Determine how many lines of the records include "innych", and answer with the number alone.
[start of PROVIDED DATA]
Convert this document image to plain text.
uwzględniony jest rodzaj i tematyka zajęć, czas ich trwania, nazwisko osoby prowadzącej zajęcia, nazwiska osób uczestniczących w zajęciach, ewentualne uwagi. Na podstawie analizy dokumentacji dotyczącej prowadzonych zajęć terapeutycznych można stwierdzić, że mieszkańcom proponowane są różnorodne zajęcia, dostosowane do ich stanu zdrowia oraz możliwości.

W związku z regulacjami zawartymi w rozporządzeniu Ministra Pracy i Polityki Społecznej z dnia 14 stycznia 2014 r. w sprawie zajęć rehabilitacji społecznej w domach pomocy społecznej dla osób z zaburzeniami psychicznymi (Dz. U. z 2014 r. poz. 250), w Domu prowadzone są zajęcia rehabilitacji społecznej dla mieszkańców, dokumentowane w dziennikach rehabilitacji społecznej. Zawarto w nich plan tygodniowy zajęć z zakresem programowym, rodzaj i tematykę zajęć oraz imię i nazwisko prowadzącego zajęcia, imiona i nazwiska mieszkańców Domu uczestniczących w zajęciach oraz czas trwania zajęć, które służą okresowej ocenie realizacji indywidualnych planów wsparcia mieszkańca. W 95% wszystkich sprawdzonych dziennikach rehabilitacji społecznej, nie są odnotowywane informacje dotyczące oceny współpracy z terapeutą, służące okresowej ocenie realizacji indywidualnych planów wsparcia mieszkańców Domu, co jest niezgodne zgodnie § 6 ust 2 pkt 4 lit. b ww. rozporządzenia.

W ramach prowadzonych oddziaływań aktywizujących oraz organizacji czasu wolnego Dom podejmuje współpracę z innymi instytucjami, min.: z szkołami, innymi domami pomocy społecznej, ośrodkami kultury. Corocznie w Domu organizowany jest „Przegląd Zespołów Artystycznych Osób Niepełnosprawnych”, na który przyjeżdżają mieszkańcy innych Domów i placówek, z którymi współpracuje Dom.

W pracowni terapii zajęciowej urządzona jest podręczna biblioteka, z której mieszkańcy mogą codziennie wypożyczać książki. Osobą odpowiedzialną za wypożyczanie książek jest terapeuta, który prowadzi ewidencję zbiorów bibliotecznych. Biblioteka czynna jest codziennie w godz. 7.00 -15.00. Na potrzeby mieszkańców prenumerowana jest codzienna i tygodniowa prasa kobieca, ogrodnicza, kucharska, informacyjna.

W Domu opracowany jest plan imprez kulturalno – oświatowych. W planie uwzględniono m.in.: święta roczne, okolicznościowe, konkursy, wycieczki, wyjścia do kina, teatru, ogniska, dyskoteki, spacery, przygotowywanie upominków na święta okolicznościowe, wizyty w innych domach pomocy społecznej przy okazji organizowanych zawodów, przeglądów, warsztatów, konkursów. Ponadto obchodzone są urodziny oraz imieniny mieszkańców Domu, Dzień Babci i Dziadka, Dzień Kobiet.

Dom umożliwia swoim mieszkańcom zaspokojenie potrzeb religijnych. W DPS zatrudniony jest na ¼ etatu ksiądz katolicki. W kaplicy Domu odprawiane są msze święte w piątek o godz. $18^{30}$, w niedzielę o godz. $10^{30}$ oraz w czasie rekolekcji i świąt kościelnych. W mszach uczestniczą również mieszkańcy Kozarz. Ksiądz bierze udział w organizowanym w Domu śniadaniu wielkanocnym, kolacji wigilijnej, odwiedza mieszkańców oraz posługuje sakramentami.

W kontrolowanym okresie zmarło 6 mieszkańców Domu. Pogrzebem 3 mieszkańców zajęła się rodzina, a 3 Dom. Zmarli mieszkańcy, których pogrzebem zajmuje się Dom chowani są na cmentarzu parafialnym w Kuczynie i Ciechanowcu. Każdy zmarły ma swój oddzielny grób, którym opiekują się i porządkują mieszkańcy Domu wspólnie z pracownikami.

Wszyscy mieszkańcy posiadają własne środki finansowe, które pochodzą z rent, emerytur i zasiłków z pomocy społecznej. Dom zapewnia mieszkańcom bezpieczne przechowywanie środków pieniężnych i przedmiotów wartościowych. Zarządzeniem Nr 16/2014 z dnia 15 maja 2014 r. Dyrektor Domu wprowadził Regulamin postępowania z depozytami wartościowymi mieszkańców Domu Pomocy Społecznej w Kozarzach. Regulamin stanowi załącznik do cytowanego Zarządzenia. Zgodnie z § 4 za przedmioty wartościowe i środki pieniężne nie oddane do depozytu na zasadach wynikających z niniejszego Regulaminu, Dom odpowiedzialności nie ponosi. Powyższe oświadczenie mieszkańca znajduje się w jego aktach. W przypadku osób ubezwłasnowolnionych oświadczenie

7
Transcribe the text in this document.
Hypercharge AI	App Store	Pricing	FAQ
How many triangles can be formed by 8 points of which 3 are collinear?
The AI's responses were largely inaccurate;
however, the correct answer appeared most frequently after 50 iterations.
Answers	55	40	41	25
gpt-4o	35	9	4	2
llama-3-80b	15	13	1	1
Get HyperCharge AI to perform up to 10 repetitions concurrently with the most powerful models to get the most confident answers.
[end of PROVIDED DATA]
* FINISHED EXERCISE
2